[Data items]
Start

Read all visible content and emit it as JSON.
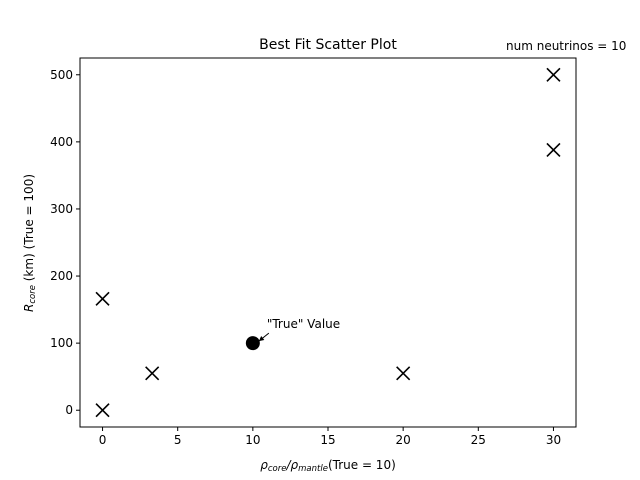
{
  "chart_data": {
    "type": "scatter",
    "title": "Best Fit Scatter Plot",
    "side_note": "num neutrinos = 10",
    "xlabel": {
      "rho": "ρ",
      "core": "core",
      "slash": "/",
      "mantle": "mantle",
      "suffix": "(True = 10)"
    },
    "ylabel": {
      "r": "R",
      "core": "core",
      "suffix": " (km) (True = 100)"
    },
    "xlim": [
      -1.5,
      31.5
    ],
    "ylim": [
      -25,
      525
    ],
    "xticks": [
      0,
      5,
      10,
      15,
      20,
      25,
      30
    ],
    "yticks": [
      0,
      100,
      200,
      300,
      400,
      500
    ],
    "grid": false,
    "series": [
      {
        "marker": "x",
        "color": "#000000",
        "points": [
          {
            "x": 0,
            "y": 0
          },
          {
            "x": 0,
            "y": 166
          },
          {
            "x": 3.3,
            "y": 55
          },
          {
            "x": 20,
            "y": 55
          },
          {
            "x": 30,
            "y": 388
          },
          {
            "x": 30,
            "y": 500
          }
        ]
      },
      {
        "marker": "circle",
        "color": "#000000",
        "points": [
          {
            "x": 10,
            "y": 100
          }
        ]
      }
    ],
    "annotation": {
      "text": "\"True\" Value",
      "x": 10,
      "y": 100
    }
  }
}
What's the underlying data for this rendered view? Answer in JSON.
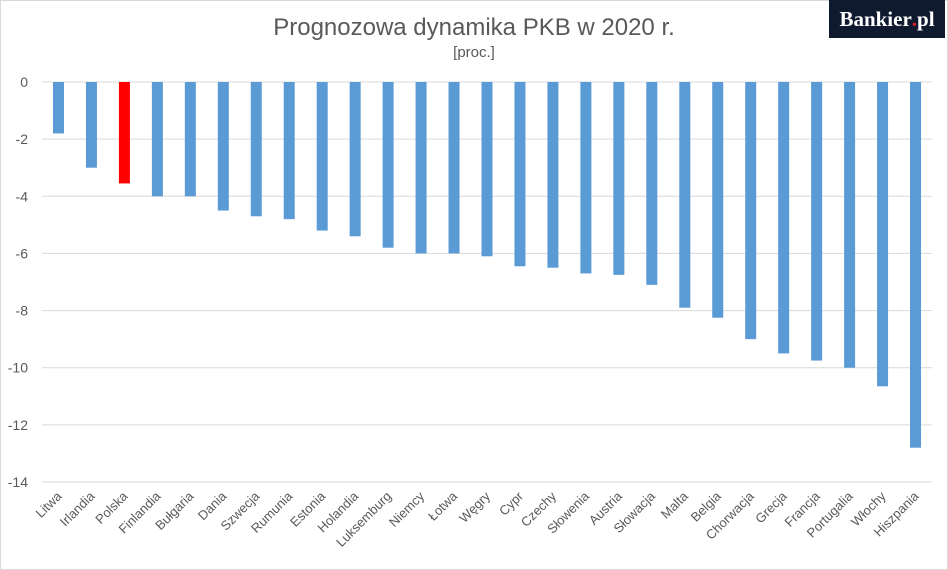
{
  "logo": {
    "text_main": "Bankier",
    "text_dot": ".",
    "text_tail": "pl"
  },
  "chart_data": {
    "type": "bar",
    "title": "Prognozowa dynamika PKB w 2020 r.",
    "subtitle": "[proc.]",
    "xlabel": "",
    "ylabel": "",
    "ylim": [
      -14,
      0
    ],
    "yticks": [
      0,
      -2,
      -4,
      -6,
      -8,
      -10,
      -12,
      -14
    ],
    "grid": true,
    "categories": [
      "Litwa",
      "Irlandia",
      "Polska",
      "Finlandia",
      "Bułgaria",
      "Dania",
      "Szwecja",
      "Rumunia",
      "Estonia",
      "Holandia",
      "Luksemburg",
      "Niemcy",
      "Łotwa",
      "Węgry",
      "Cypr",
      "Czechy",
      "Słowenia",
      "Austria",
      "Słowacja",
      "Malta",
      "Belgia",
      "Chorwacja",
      "Grecja",
      "Francja",
      "Portugalia",
      "Włochy",
      "Hiszpania"
    ],
    "values": [
      -1.8,
      -3.0,
      -3.55,
      -4.0,
      -4.0,
      -4.5,
      -4.7,
      -4.8,
      -5.2,
      -5.4,
      -5.8,
      -6.0,
      -6.0,
      -6.1,
      -6.45,
      -6.5,
      -6.7,
      -6.75,
      -7.1,
      -7.9,
      -8.25,
      -9.0,
      -9.5,
      -9.75,
      -10.0,
      -10.65,
      -12.8
    ],
    "colors": {
      "default": "#5b9bd5",
      "highlight": "#ff0000"
    },
    "highlight_index": 2
  }
}
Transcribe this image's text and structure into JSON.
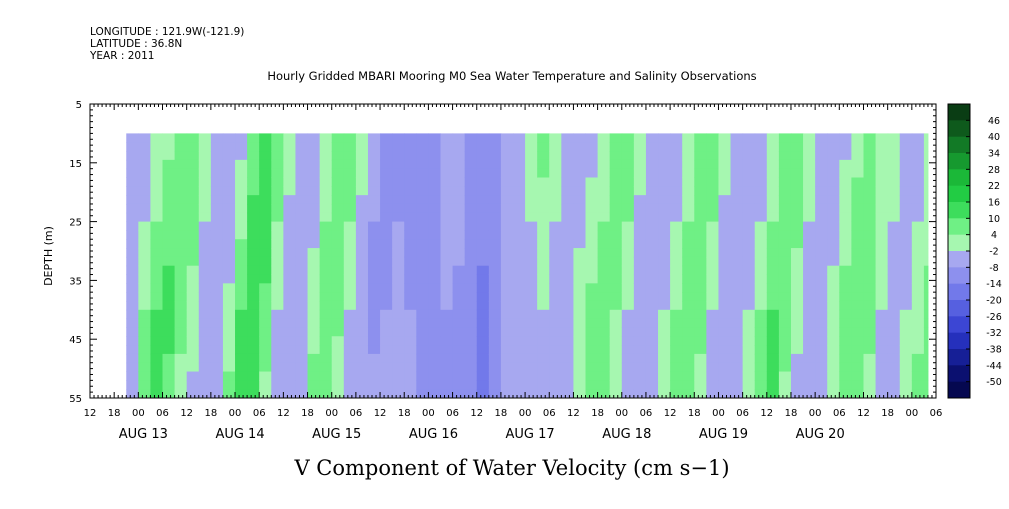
{
  "header": {
    "longitude": "LONGITUDE : 121.9W(-121.9)",
    "latitude": "LATITUDE : 36.8N",
    "year": "YEAR : 2011"
  },
  "chart_data": {
    "type": "heatmap",
    "title": "Hourly Gridded MBARI Mooring M0 Sea Water Temperature and Salinity Observations",
    "xlabel": "V Component of Water Velocity (cm s−1)",
    "ylabel": "DEPTH (m)",
    "y_ticks": [
      "5",
      "15",
      "25",
      "35",
      "45",
      "55"
    ],
    "ylim": [
      5,
      55
    ],
    "y_inverted": true,
    "x_range_hours": [
      0,
      210
    ],
    "x_hour_labels": [
      "12",
      "18",
      "00",
      "06",
      "12",
      "18",
      "00",
      "06",
      "12",
      "18",
      "00",
      "06",
      "12",
      "18",
      "00",
      "06",
      "12",
      "18",
      "00",
      "06",
      "12",
      "18",
      "00",
      "06",
      "12",
      "18",
      "00",
      "06",
      "12",
      "18",
      "00",
      "06",
      "12",
      "18",
      "00",
      "06"
    ],
    "x_day_labels": [
      "AUG 13",
      "AUG 14",
      "AUG 15",
      "AUG 16",
      "AUG 17",
      "AUG 18",
      "AUG 19",
      "AUG 20"
    ],
    "data_extent": {
      "hour_start": 9,
      "hour_end": 208,
      "depth_top": 10,
      "depth_bottom": 55
    },
    "colorbar": {
      "levels": [
        "46",
        "40",
        "34",
        "28",
        "22",
        "16",
        "10",
        "4",
        "-2",
        "-8",
        "-14",
        "-20",
        "-26",
        "-32",
        "-38",
        "-44",
        "-50"
      ],
      "colors": [
        "#0a3d14",
        "#0e5a1c",
        "#127a26",
        "#16992f",
        "#1bb838",
        "#22cc44",
        "#3ddd5c",
        "#6ff085",
        "#a6f7b0",
        "#a7a8f0",
        "#8d90ee",
        "#7279ea",
        "#5660e0",
        "#3c46d4",
        "#2530bc",
        "#161f96",
        "#0b1070",
        "#050850"
      ]
    },
    "velocity_profile_samples": {
      "hours": [
        9,
        12,
        15,
        18,
        21,
        24,
        27,
        30,
        33,
        36,
        39,
        42,
        45,
        48,
        51,
        54,
        57,
        60,
        63,
        66,
        69,
        72,
        75,
        78,
        81,
        84,
        87,
        90,
        93,
        96,
        99,
        102,
        105,
        108,
        111,
        114,
        117,
        120,
        123,
        126,
        129,
        132,
        135,
        138,
        141,
        144,
        147,
        150,
        153,
        156,
        159,
        162,
        165,
        168,
        171,
        174,
        177,
        180,
        183,
        186,
        189,
        192,
        195,
        198,
        201,
        204,
        207
      ],
      "depths": [
        10,
        25,
        40,
        55
      ],
      "values": [
        [
          -6,
          -8,
          -4,
          -2
        ],
        [
          -4,
          -2,
          4,
          8
        ],
        [
          -2,
          4,
          10,
          12
        ],
        [
          2,
          8,
          12,
          8
        ],
        [
          6,
          10,
          6,
          2
        ],
        [
          8,
          6,
          2,
          -4
        ],
        [
          4,
          -2,
          -6,
          -8
        ],
        [
          -4,
          -8,
          -8,
          -4
        ],
        [
          -8,
          -6,
          0,
          6
        ],
        [
          -4,
          2,
          10,
          14
        ],
        [
          4,
          12,
          16,
          10
        ],
        [
          10,
          14,
          8,
          2
        ],
        [
          8,
          4,
          -2,
          -6
        ],
        [
          2,
          -4,
          -8,
          -8
        ],
        [
          -4,
          -8,
          -6,
          -2
        ],
        [
          -8,
          -4,
          2,
          6
        ],
        [
          -2,
          4,
          10,
          8
        ],
        [
          6,
          10,
          6,
          0
        ],
        [
          8,
          4,
          -2,
          -6
        ],
        [
          2,
          -4,
          -8,
          -8
        ],
        [
          -4,
          -8,
          -10,
          -6
        ],
        [
          -8,
          -10,
          -8,
          -4
        ],
        [
          -12,
          -8,
          -4,
          -2
        ],
        [
          -14,
          -10,
          -8,
          -6
        ],
        [
          -10,
          -12,
          -10,
          -8
        ],
        [
          -8,
          -10,
          -12,
          -10
        ],
        [
          -6,
          -4,
          -8,
          -12
        ],
        [
          -4,
          -6,
          -10,
          -12
        ],
        [
          -8,
          -10,
          -14,
          -12
        ],
        [
          -10,
          -12,
          -16,
          -14
        ],
        [
          -8,
          -10,
          -12,
          -10
        ],
        [
          -6,
          -8,
          -6,
          -4
        ],
        [
          -4,
          -6,
          -8,
          -6
        ],
        [
          2,
          -2,
          -4,
          -6
        ],
        [
          6,
          2,
          -2,
          -4
        ],
        [
          4,
          -2,
          -6,
          -8
        ],
        [
          -2,
          -6,
          -8,
          -6
        ],
        [
          -6,
          -4,
          2,
          4
        ],
        [
          -4,
          0,
          6,
          8
        ],
        [
          0,
          4,
          8,
          6
        ],
        [
          6,
          8,
          4,
          0
        ],
        [
          8,
          4,
          -2,
          -6
        ],
        [
          2,
          -4,
          -8,
          -8
        ],
        [
          -4,
          -8,
          -6,
          -4
        ],
        [
          -8,
          -6,
          -2,
          2
        ],
        [
          -6,
          -2,
          4,
          8
        ],
        [
          -2,
          4,
          8,
          10
        ],
        [
          4,
          8,
          6,
          2
        ],
        [
          6,
          4,
          -2,
          -6
        ],
        [
          2,
          -4,
          -8,
          -8
        ],
        [
          -4,
          -8,
          -6,
          -2
        ],
        [
          -8,
          -6,
          -2,
          4
        ],
        [
          -6,
          -2,
          4,
          10
        ],
        [
          -2,
          4,
          10,
          12
        ],
        [
          4,
          10,
          8,
          2
        ],
        [
          8,
          6,
          0,
          -4
        ],
        [
          4,
          -2,
          -6,
          -8
        ],
        [
          -2,
          -6,
          -8,
          -6
        ],
        [
          -6,
          -4,
          0,
          4
        ],
        [
          -4,
          2,
          6,
          10
        ],
        [
          2,
          6,
          10,
          8
        ],
        [
          6,
          8,
          6,
          2
        ],
        [
          4,
          2,
          -2,
          -4
        ],
        [
          0,
          -2,
          -4,
          -2
        ],
        [
          -2,
          -4,
          -2,
          2
        ],
        [
          -4,
          -2,
          2,
          6
        ],
        [
          -2,
          2,
          6,
          8
        ]
      ]
    }
  }
}
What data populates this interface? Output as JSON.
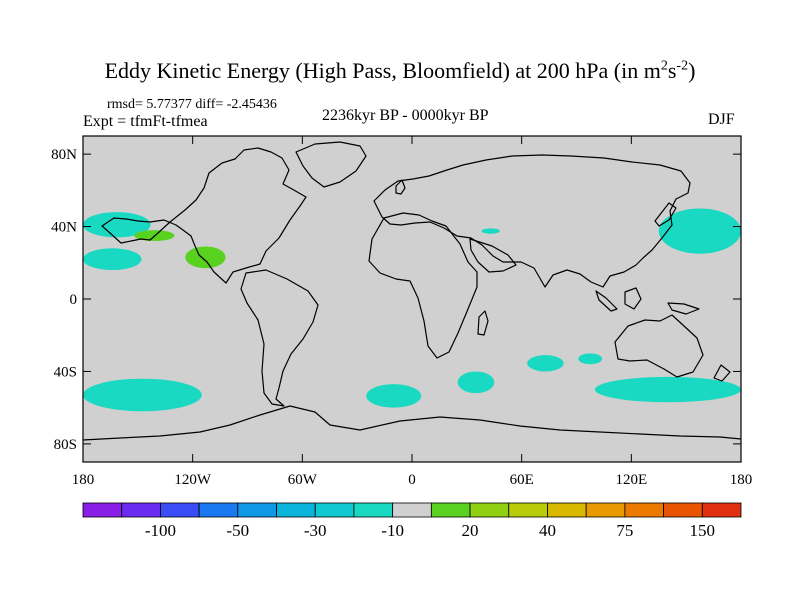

End

▶ DIRECTIONS FOR THIS TASK
Scan the listing above for the word "JSON" and copy every line that holds it.

▶ RESPONSE TO THIS TASK
Read all visible content and emit it as JSON.
What's the underlying data for this rendered view? Answer in JSON.
Transcribe this image's text and structure into JSON.
What data populates this interface? Output as JSON.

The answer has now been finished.